- _Provided entries_:
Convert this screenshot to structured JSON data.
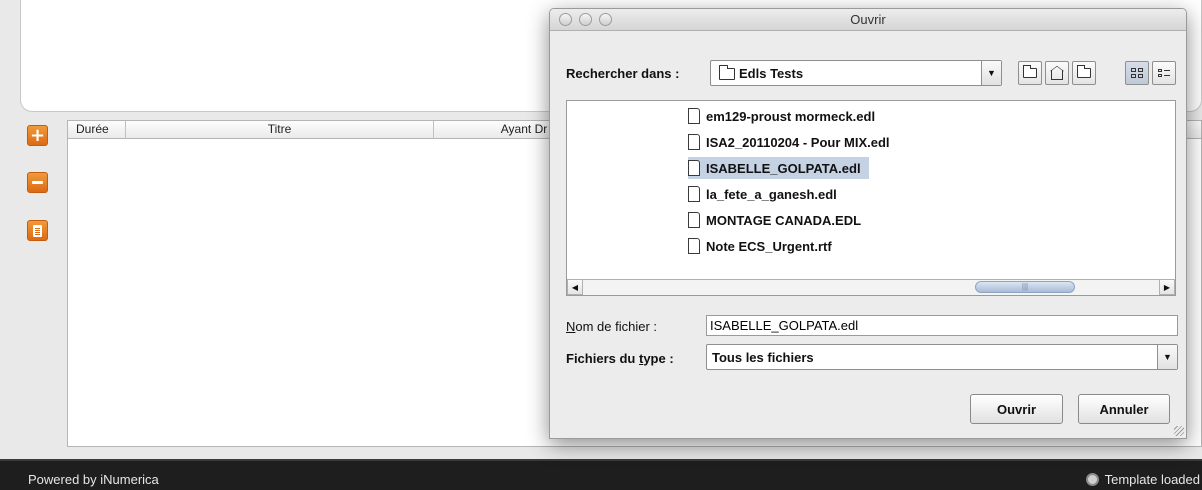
{
  "background_app": {
    "table": {
      "columns": [
        "Durée",
        "Titre",
        "Ayant Dr"
      ]
    },
    "side_buttons": [
      {
        "icon": "plus-icon",
        "glyph": "+"
      },
      {
        "icon": "minus-icon"
      },
      {
        "icon": "document-icon"
      }
    ],
    "footer": {
      "powered_by": "Powered by iNumerica",
      "status": "Template loaded"
    },
    "colors": {
      "accent_orange": "#e8801e",
      "footer_bg": "#1e1e1e"
    }
  },
  "dialog": {
    "title": "Ouvrir",
    "look_in": {
      "label": "Rechercher dans :",
      "value": "Edls Tests"
    },
    "toolbar": [
      "up-folder-icon",
      "home-icon",
      "new-folder-icon",
      "list-view-icon",
      "details-view-icon"
    ],
    "files": [
      {
        "name": "em129-proust mormeck.edl",
        "selected": false
      },
      {
        "name": "ISA2_20110204 - Pour MIX.edl",
        "selected": false
      },
      {
        "name": "ISABELLE_GOLPATA.edl",
        "selected": true
      },
      {
        "name": "la_fete_a_ganesh.edl",
        "selected": false
      },
      {
        "name": "MONTAGE CANADA.EDL",
        "selected": false
      },
      {
        "name": "Note ECS_Urgent.rtf",
        "selected": false
      }
    ],
    "file_name": {
      "label_mnemonic": "N",
      "label_rest": "om de fichier :",
      "value": "ISABELLE_GOLPATA.edl"
    },
    "file_type": {
      "label_pre": "Fichiers du ",
      "label_mnemonic": "t",
      "label_post": "ype :",
      "value": "Tous les fichiers"
    },
    "buttons": {
      "open": "Ouvrir",
      "cancel": "Annuler"
    },
    "colors": {
      "selection": "#c4d2e4"
    }
  }
}
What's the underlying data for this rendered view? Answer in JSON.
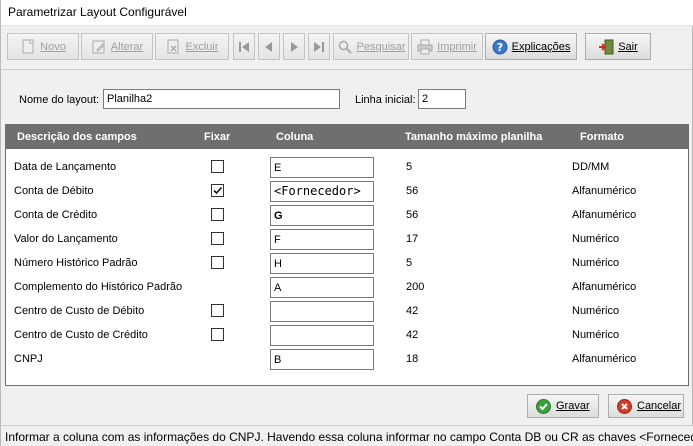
{
  "window": {
    "title": "Parametrizar Layout Configurável"
  },
  "toolbar": {
    "novo": "Novo",
    "alterar": "Alterar",
    "excluir": "Excluir",
    "pesquisar": "Pesquisar",
    "imprimir": "Imprimir",
    "explicacoes": "Explicações",
    "sair": "Sair"
  },
  "form": {
    "layout_name_label": "Nome do layout:",
    "layout_name_value": "Planilha2",
    "start_line_label": "Linha inicial:",
    "start_line_value": "2"
  },
  "grid": {
    "headers": [
      "Descrição dos campos",
      "Fixar",
      "Coluna",
      "Tamanho máximo planilha",
      "Formato"
    ],
    "rows": [
      {
        "descricao": "Data de Lançamento",
        "fixar": false,
        "has_check": true,
        "coluna": "E",
        "tamanho": "5",
        "formato": "DD/MM"
      },
      {
        "descricao": "Conta de Débito",
        "fixar": true,
        "has_check": true,
        "coluna": "<Fornecedor>",
        "tamanho": "56",
        "formato": "Alfanumérico"
      },
      {
        "descricao": "Conta de Crédito",
        "fixar": false,
        "has_check": true,
        "coluna": "G",
        "tamanho": "56",
        "formato": "Alfanumérico"
      },
      {
        "descricao": "Valor do Lançamento",
        "fixar": false,
        "has_check": true,
        "coluna": "F",
        "tamanho": "17",
        "formato": "Numérico"
      },
      {
        "descricao": "Número Histórico Padrão",
        "fixar": false,
        "has_check": true,
        "coluna": "H",
        "tamanho": "5",
        "formato": "Numérico"
      },
      {
        "descricao": "Complemento do Histórico Padrão",
        "fixar": false,
        "has_check": false,
        "coluna": "A",
        "tamanho": "200",
        "formato": "Alfanumérico"
      },
      {
        "descricao": "Centro de Custo de Débito",
        "fixar": false,
        "has_check": true,
        "coluna": "",
        "tamanho": "42",
        "formato": "Numérico"
      },
      {
        "descricao": "Centro de Custo de Crédito",
        "fixar": false,
        "has_check": true,
        "coluna": "",
        "tamanho": "42",
        "formato": "Numérico"
      },
      {
        "descricao": "CNPJ",
        "fixar": false,
        "has_check": false,
        "coluna": "B",
        "tamanho": "18",
        "formato": "Alfanumérico"
      }
    ]
  },
  "actions": {
    "gravar": "Gravar",
    "cancelar": "Cancelar"
  },
  "status": {
    "text": "Informar a coluna com as informações do CNPJ. Havendo essa coluna informar no campo Conta DB ou CR as chaves <Fornecedor"
  },
  "colors": {
    "header_bg": "#6f6f6f",
    "accent_green": "#3aa03a",
    "accent_red": "#d23a2a"
  }
}
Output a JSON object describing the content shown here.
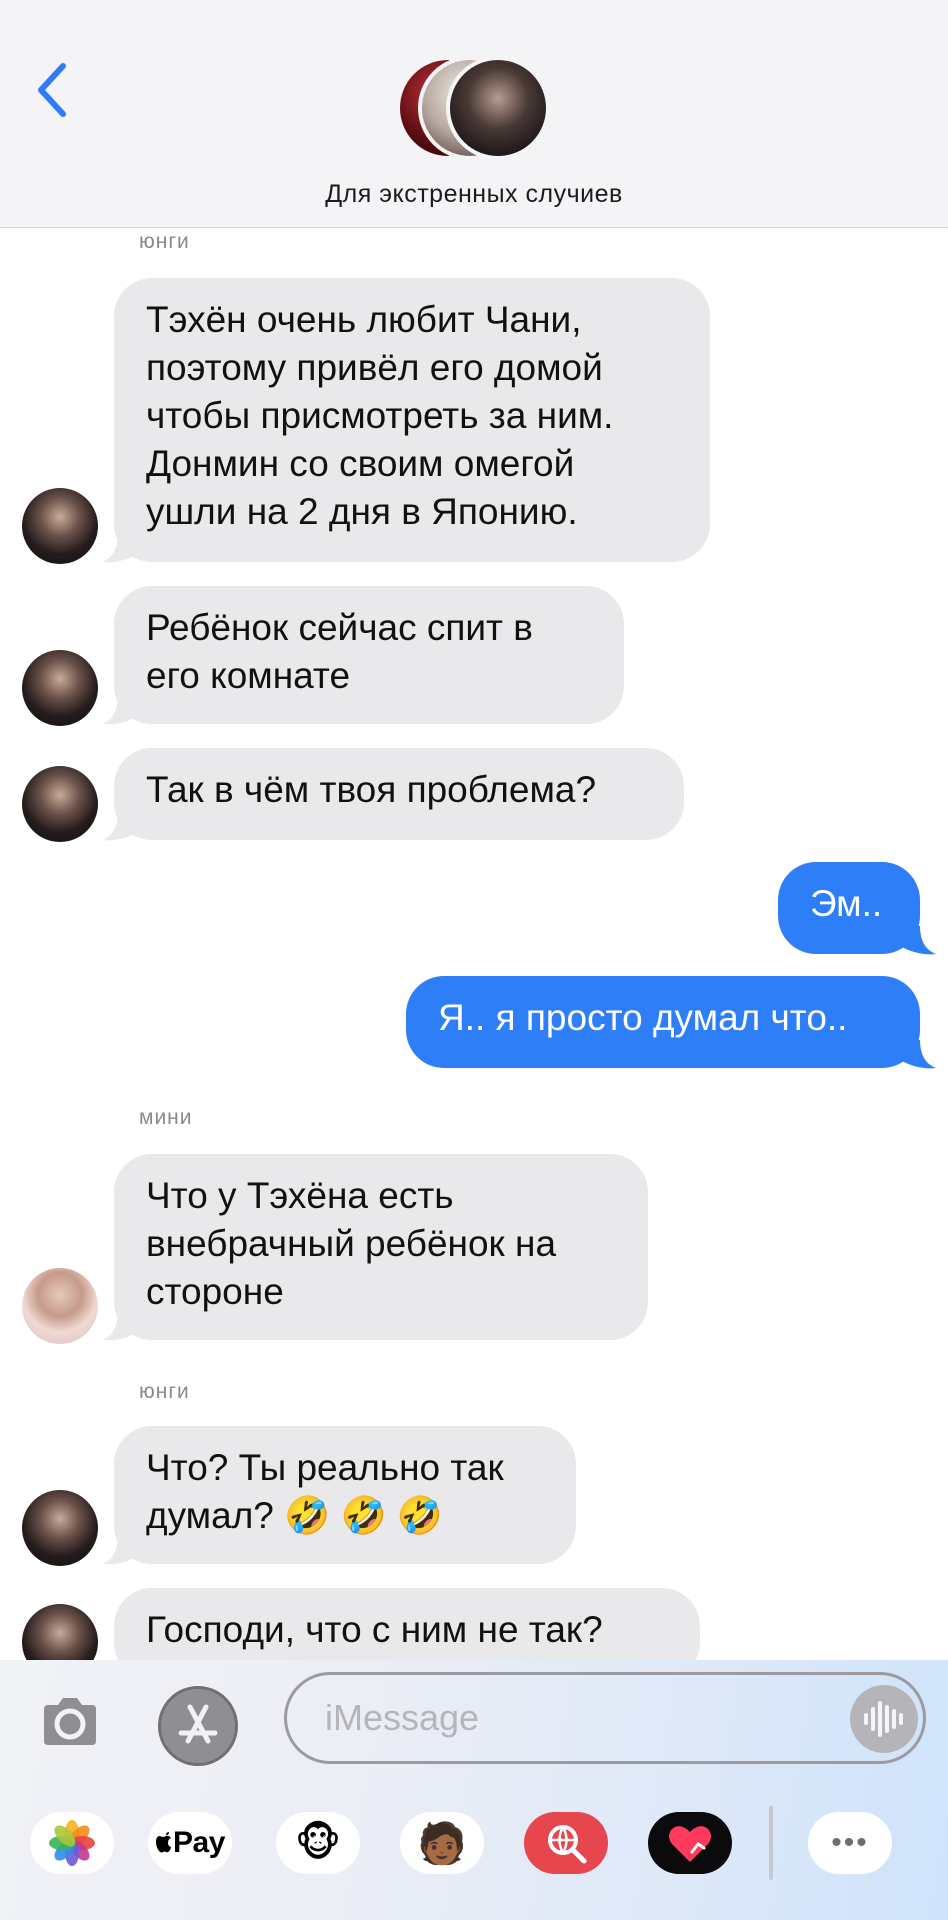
{
  "header": {
    "title": "Для экстренных случиев"
  },
  "messages": [
    {
      "sender": "юнги"
    },
    {
      "lines": [
        "Тэхён очень любит Чани,",
        "поэтому привёл его домой",
        "чтобы присмотреть за ним.",
        "Донмин со своим омегой",
        "ушли на 2 дня в Японию."
      ]
    },
    {
      "lines": [
        "Ребёнок сейчас спит в",
        "его комнате"
      ]
    },
    {
      "lines": [
        "Так в чём твоя проблема?"
      ]
    },
    {
      "lines": [
        "Эм.."
      ]
    },
    {
      "lines": [
        "Я.. я просто думал что.."
      ]
    },
    {
      "sender": "мини"
    },
    {
      "lines": [
        "Что у Тэхёна есть",
        "внебрачный ребёнок на",
        "стороне"
      ]
    },
    {
      "sender": "юнги"
    },
    {
      "lines": [
        "Что? Ты реально так",
        "думал? 🤣 🤣 🤣"
      ]
    },
    {
      "lines": [
        "Господи, что с ним не так?"
      ]
    }
  ],
  "composer": {
    "placeholder": "iMessage",
    "icons": [
      "camera-icon",
      "app-store-icon",
      "voice-waveform-icon"
    ]
  },
  "apps": [
    {
      "name": "photos-icon"
    },
    {
      "name": "apple-pay-icon",
      "label": "Pay"
    },
    {
      "name": "monkey-animoji-icon",
      "glyph": "🐵"
    },
    {
      "name": "memoji-icon",
      "glyph": "🧑🏾"
    },
    {
      "name": "web-search-icon"
    },
    {
      "name": "digital-touch-heart-icon"
    },
    {
      "name": "more-icon",
      "glyph": "•••"
    }
  ],
  "colors": {
    "outgoing_bubble": "#2e7ff7",
    "incoming_bubble": "#e9e9eb",
    "accent": "#2f7cf6"
  }
}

- _Exercise goal_:
Copy out all lines from the material above that contain the string "Crédito".

- _Answer to this task_:
        "descricao": "Conta de Crédito",
        "descricao": "Centro de Custo de Crédito",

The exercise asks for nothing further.